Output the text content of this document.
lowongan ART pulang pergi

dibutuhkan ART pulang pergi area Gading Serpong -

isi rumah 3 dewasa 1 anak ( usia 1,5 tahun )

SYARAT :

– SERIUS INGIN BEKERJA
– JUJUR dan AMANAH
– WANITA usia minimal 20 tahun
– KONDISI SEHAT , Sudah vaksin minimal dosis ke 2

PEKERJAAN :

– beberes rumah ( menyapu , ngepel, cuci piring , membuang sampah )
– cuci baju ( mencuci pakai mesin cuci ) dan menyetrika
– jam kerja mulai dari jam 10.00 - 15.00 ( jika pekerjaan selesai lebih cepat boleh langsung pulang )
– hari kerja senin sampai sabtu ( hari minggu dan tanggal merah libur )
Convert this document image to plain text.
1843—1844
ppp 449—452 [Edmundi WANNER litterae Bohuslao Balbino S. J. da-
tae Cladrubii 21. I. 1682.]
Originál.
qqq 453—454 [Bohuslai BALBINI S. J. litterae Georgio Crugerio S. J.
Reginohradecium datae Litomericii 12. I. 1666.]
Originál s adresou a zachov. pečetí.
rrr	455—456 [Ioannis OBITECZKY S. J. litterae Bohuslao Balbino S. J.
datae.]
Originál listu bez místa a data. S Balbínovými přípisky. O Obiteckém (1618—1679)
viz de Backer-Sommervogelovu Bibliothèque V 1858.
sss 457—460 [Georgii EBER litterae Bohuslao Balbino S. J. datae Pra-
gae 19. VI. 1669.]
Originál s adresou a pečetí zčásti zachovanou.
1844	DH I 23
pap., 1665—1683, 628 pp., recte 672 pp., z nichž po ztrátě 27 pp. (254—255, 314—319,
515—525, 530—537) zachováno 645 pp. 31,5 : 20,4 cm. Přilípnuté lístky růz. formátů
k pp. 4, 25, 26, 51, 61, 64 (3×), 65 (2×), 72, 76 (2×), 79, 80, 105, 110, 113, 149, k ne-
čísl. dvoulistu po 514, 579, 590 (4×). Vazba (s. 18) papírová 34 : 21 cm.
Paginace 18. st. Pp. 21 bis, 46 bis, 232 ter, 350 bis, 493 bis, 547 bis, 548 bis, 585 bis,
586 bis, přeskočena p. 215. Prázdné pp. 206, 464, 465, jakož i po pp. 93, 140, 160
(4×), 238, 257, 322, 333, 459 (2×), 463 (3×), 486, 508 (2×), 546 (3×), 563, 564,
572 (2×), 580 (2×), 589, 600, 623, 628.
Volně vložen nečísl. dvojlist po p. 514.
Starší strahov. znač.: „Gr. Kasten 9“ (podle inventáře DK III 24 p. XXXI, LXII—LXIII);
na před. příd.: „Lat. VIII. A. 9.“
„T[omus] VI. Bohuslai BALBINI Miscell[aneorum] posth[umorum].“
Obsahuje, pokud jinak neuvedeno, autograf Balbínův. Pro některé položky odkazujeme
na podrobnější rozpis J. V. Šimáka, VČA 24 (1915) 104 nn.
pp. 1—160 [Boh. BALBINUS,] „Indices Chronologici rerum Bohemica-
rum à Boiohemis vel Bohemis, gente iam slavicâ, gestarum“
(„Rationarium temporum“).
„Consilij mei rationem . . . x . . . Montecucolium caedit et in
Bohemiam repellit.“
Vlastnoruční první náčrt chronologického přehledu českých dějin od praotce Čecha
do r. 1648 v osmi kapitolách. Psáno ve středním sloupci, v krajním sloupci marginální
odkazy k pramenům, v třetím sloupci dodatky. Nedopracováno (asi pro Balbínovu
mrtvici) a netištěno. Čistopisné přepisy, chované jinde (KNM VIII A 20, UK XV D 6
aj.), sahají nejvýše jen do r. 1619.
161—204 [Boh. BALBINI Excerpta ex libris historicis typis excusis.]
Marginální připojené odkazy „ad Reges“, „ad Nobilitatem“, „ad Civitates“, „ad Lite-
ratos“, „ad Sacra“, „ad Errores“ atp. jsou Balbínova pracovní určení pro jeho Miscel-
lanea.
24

○ ○ ○ ○

**DIRECTION**
Transcribe the material above in its entirety. Match it exactly.

**RESULT BELOW**
Output the text content of this document.
lowongan ART pulang pergi

dibutuhkan ART pulang pergi area Gading Serpong -

isi rumah 3 dewasa 1 anak ( usia 1,5 tahun )

SYARAT :

– SERIUS INGIN BEKERJA
– JUJUR dan AMANAH
– WANITA usia minimal 20 tahun
– KONDISI SEHAT , Sudah vaksin minimal dosis ke 2

PEKERJAAN :

– beberes rumah ( menyapu , ngepel, cuci piring , membuang sampah )
– cuci baju ( mencuci pakai mesin cuci ) dan menyetrika
– jam kerja mulai dari jam 10.00 - 15.00 ( jika pekerjaan selesai lebih cepat boleh langsung pulang )
– hari kerja senin sampai sabtu ( hari minggu dan tanggal merah libur )
Convert this document image to plain text.
1843—1844
ppp 449—452 [Edmundi WANNER litterae Bohuslao Balbino S. J. da-
tae Cladrubii 21. I. 1682.]
Originál.
qqq 453—454 [Bohuslai BALBINI S. J. litterae Georgio Crugerio S. J.
Reginohradecium datae Litomericii 12. I. 1666.]
Originál s adresou a zachov. pečetí.
rrr	455—456 [Ioannis OBITECZKY S. J. litterae Bohuslao Balbino S. J.
datae.]
Originál listu bez místa a data. S Balbínovými přípisky. O Obiteckém (1618—1679)
viz de Backer-Sommervogelovu Bibliothèque V 1858.
sss 457—460 [Georgii EBER litterae Bohuslao Balbino S. J. datae Pra-
gae 19. VI. 1669.]
Originál s adresou a pečetí zčásti zachovanou.
1844	DH I 23
pap., 1665—1683, 628 pp., recte 672 pp., z nichž po ztrátě 27 pp. (254—255, 314—319,
515—525, 530—537) zachováno 645 pp. 31,5 : 20,4 cm. Přilípnuté lístky růz. formátů
k pp. 4, 25, 26, 51, 61, 64 (3×), 65 (2×), 72, 76 (2×), 79, 80, 105, 110, 113, 149, k ne-
čísl. dvoulistu po 514, 579, 590 (4×). Vazba (s. 18) papírová 34 : 21 cm.
Paginace 18. st. Pp. 21 bis, 46 bis, 232 ter, 350 bis, 493 bis, 547 bis, 548 bis, 585 bis,
586 bis, přeskočena p. 215. Prázdné pp. 206, 464, 465, jakož i po pp. 93, 140, 160
(4×), 238, 257, 322, 333, 459 (2×), 463 (3×), 486, 508 (2×), 546 (3×), 563, 564,
572 (2×), 580 (2×), 589, 600, 623, 628.
Volně vložen nečísl. dvojlist po p. 514.
Starší strahov. znač.: „Gr. Kasten 9“ (podle inventáře DK III 24 p. XXXI, LXII—LXIII);
na před. příd.: „Lat. VIII. A. 9.“
„T[omus] VI. Bohuslai BALBINI Miscell[aneorum] posth[umorum].“
Obsahuje, pokud jinak neuvedeno, autograf Balbínův. Pro některé položky odkazujeme
na podrobnější rozpis J. V. Šimáka, VČA 24 (1915) 104 nn.
pp. 1—160 [Boh. BALBINUS,] „Indices Chronologici rerum Bohemica-
rum à Boiohemis vel Bohemis, gente iam slavicâ, gestarum“
(„Rationarium temporum“).
„Consilij mei rationem . . . x . . . Montecucolium caedit et in
Bohemiam repellit.“
Vlastnoruční první náčrt chronologického přehledu českých dějin od praotce Čecha
do r. 1648 v osmi kapitolách. Psáno ve středním sloupci, v krajním sloupci marginální
odkazy k pramenům, v třetím sloupci dodatky. Nedopracováno (asi pro Balbínovu
mrtvici) a netištěno. Čistopisné přepisy, chované jinde (KNM VIII A 20, UK XV D 6
aj.), sahají nejvýše jen do r. 1619.
161—204 [Boh. BALBINI Excerpta ex libris historicis typis excusis.]
Marginální připojené odkazy „ad Reges“, „ad Nobilitatem“, „ad Civitates“, „ad Lite-
ratos“, „ad Sacra“, „ad Errores“ atp. jsou Balbínova pracovní určení pro jeho Miscel-
lanea.
24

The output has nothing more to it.